▸ Stated exercise: Which lines have the string "比表面积"? Copy all of them from the entries below.
::: Given records :::
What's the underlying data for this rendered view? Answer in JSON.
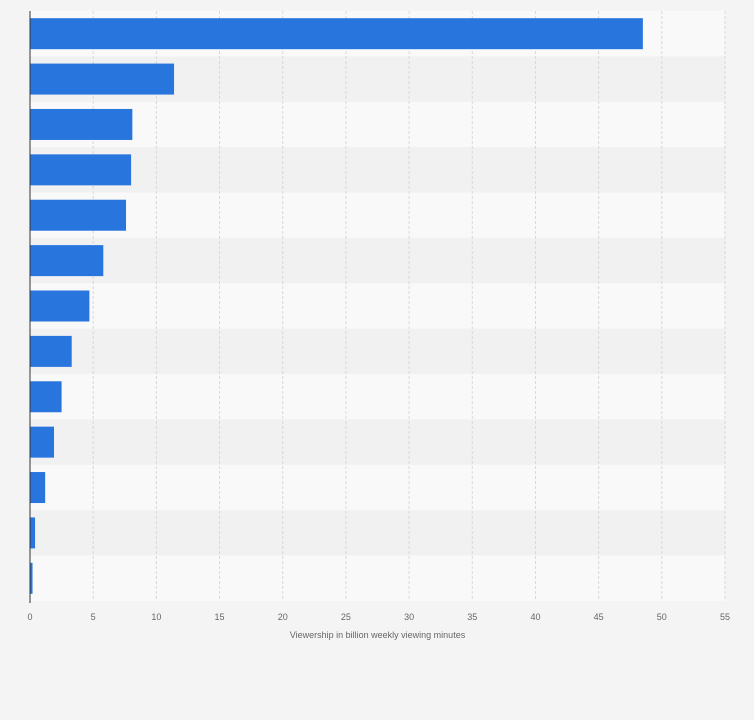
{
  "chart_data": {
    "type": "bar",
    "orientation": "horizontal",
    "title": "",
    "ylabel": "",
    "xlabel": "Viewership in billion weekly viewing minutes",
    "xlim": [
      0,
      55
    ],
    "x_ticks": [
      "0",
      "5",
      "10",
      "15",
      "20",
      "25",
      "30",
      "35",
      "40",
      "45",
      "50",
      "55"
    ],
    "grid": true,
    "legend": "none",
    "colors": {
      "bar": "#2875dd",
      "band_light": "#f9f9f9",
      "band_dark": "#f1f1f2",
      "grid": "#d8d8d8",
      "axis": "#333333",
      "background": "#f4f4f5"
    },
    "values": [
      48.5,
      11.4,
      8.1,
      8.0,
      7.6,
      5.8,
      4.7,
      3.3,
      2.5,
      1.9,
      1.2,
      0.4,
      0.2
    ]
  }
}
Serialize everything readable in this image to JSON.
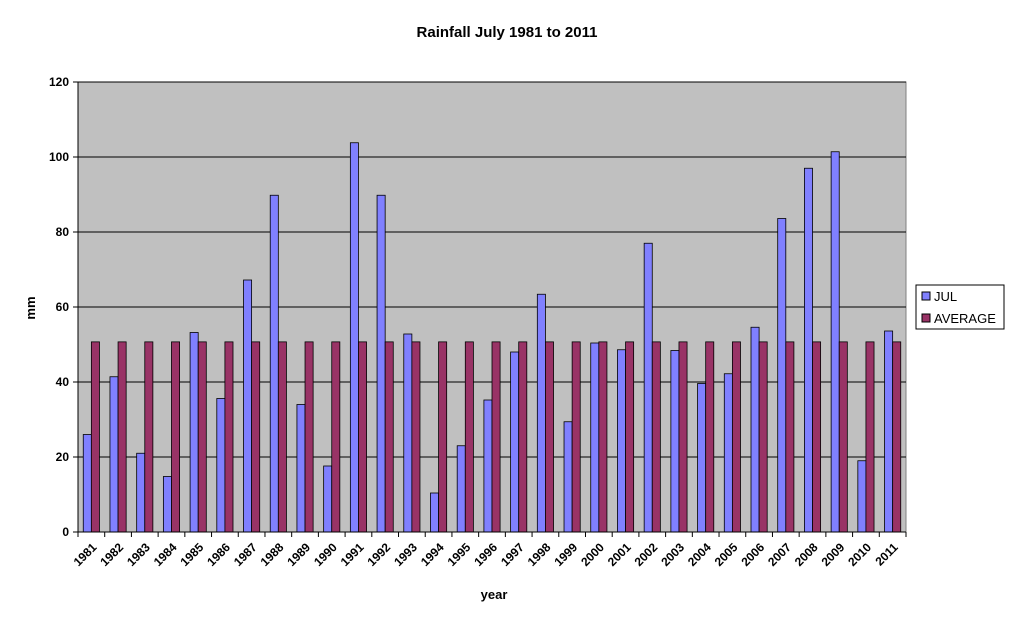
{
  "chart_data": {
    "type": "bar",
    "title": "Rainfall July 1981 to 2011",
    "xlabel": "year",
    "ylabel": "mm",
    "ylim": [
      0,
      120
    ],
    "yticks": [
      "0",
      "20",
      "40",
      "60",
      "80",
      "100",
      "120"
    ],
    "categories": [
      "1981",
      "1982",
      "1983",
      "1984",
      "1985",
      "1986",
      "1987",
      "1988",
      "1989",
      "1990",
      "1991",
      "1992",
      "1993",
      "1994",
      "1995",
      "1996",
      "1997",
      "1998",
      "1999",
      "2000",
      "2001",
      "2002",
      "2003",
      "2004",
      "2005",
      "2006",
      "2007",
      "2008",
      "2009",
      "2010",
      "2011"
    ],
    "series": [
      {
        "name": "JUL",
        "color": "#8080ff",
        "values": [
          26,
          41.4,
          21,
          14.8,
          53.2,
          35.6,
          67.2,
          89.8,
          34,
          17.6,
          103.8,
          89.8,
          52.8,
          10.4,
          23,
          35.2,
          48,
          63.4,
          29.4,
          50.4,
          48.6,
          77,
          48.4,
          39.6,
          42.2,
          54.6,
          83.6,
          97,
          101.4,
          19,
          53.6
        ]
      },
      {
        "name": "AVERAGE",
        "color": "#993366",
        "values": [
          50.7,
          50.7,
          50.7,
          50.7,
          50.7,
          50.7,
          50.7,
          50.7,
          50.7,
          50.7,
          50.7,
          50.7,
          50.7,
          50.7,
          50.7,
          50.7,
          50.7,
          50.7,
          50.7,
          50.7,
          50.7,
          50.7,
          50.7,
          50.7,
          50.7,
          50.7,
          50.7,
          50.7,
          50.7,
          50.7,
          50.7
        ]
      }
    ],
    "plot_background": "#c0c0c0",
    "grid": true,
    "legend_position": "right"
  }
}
:::
::: Given records :::
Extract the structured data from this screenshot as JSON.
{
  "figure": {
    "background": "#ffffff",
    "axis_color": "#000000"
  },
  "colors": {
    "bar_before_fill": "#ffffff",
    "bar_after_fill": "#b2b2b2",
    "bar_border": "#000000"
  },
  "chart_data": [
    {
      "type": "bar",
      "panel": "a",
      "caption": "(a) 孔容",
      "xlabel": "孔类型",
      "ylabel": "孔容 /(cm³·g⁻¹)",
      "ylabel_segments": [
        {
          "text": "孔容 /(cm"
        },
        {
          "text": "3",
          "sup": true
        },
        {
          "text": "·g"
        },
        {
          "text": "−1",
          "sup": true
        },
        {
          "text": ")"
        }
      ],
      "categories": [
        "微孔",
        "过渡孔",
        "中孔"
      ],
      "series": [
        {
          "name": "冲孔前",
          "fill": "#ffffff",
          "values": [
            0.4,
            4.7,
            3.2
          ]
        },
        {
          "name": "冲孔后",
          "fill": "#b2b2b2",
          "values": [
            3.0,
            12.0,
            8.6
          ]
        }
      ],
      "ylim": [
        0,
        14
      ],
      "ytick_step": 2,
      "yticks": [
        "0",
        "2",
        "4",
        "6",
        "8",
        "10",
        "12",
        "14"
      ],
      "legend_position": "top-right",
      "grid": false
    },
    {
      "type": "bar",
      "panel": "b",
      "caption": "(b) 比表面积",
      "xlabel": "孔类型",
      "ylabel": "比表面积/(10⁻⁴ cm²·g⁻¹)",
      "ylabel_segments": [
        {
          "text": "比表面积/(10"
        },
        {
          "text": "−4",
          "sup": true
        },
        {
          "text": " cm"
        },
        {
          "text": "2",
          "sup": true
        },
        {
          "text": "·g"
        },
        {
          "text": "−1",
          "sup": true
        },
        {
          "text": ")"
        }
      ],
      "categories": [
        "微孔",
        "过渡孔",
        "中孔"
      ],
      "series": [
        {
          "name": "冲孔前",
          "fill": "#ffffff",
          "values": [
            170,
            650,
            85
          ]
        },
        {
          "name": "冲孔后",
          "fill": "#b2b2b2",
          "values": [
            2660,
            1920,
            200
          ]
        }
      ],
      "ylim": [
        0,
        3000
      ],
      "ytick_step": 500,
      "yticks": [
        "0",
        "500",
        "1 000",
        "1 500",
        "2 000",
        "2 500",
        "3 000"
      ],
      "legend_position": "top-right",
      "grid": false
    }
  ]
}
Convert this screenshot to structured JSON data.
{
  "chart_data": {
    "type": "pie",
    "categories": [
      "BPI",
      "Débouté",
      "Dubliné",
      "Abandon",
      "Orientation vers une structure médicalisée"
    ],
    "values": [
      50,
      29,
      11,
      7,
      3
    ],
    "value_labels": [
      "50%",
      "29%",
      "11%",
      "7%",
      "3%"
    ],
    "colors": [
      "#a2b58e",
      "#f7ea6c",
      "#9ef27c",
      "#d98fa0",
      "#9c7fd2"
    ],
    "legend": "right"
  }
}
:::
::: Given records :::
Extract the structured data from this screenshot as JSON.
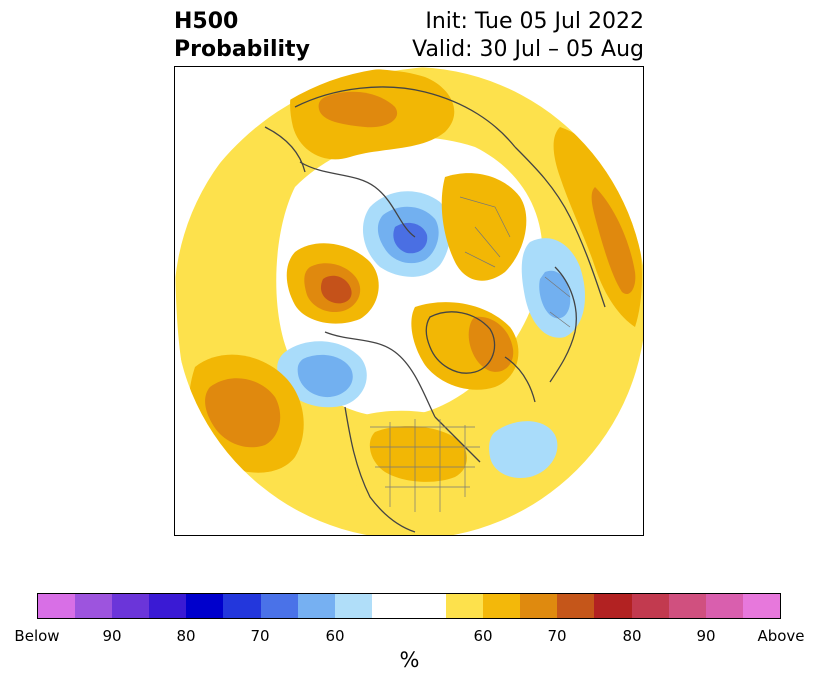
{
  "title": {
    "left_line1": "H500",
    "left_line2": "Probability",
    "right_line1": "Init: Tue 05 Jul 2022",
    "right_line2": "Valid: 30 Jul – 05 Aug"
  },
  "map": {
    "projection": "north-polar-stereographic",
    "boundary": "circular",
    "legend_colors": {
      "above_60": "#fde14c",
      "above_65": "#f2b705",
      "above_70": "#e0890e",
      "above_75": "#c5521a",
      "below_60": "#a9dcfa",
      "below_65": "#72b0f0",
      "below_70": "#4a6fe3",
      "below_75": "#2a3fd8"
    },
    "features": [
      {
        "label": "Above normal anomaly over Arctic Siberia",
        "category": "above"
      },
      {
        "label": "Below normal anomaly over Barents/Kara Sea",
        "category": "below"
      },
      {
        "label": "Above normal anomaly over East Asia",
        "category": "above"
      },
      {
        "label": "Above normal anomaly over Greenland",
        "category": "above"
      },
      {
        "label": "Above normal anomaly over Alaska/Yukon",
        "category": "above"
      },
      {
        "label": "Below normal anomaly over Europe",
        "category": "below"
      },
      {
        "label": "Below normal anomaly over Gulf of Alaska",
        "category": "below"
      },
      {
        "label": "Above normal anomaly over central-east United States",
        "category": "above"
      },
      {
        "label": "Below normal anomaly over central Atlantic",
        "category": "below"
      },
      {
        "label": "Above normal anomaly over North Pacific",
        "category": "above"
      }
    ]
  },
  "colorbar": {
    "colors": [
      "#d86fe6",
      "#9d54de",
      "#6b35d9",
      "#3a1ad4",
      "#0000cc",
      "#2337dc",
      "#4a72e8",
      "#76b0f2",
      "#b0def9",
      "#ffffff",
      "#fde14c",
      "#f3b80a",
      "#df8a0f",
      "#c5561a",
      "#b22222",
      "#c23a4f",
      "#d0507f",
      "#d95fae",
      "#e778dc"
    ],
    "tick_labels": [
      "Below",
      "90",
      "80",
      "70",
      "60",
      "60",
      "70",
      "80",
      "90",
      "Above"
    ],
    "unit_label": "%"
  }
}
:::
▸ Output:
      "caption": "(b) 比表面积",
      "ylabel": "比表面积/(10⁻⁴ cm²·g⁻¹)",
          "text": "比表面积/(10"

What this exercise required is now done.